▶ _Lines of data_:
>>>

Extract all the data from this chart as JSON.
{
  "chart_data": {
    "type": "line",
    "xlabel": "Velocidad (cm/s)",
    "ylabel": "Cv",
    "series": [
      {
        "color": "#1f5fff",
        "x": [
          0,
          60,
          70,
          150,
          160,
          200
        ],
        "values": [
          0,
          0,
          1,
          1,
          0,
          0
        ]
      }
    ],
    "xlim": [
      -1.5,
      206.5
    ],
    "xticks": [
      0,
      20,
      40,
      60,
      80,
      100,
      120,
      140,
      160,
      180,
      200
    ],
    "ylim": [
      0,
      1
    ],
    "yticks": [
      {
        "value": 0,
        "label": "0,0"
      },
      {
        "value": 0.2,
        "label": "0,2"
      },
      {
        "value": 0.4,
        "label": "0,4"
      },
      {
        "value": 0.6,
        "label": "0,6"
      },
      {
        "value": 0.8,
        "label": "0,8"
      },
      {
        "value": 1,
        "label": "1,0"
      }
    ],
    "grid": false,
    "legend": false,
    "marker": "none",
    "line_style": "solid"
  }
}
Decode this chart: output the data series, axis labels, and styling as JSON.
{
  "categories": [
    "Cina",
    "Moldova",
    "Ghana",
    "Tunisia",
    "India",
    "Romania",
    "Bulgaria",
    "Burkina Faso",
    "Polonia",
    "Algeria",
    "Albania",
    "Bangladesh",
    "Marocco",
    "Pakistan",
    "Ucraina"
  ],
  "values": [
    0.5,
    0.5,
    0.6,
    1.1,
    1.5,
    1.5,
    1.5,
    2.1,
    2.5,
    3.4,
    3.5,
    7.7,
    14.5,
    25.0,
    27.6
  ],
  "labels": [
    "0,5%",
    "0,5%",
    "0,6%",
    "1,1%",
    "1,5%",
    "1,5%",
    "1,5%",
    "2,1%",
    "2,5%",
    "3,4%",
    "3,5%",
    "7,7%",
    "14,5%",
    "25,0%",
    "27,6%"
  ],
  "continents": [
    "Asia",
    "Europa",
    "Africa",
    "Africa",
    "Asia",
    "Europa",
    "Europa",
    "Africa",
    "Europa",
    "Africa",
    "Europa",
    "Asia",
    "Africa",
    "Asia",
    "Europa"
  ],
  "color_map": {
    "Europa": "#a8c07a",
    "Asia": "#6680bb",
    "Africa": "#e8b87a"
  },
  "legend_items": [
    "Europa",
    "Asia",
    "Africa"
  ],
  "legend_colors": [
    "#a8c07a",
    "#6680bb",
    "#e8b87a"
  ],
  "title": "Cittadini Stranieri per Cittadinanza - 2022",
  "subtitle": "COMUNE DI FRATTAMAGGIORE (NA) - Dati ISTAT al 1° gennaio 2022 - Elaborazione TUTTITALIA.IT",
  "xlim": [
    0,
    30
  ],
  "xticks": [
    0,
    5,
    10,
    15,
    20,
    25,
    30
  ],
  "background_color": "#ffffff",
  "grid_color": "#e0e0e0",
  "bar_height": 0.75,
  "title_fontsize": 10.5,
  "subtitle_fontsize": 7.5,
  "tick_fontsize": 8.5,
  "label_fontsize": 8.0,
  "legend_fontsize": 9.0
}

<<<

▶ _Work instructions_: Lines that include the word "labels" are to be extracted from the data above.

▶ _Result for this task_:
Decode this chart: output the data series, axis labels, and styling as JSON.
  "labels": [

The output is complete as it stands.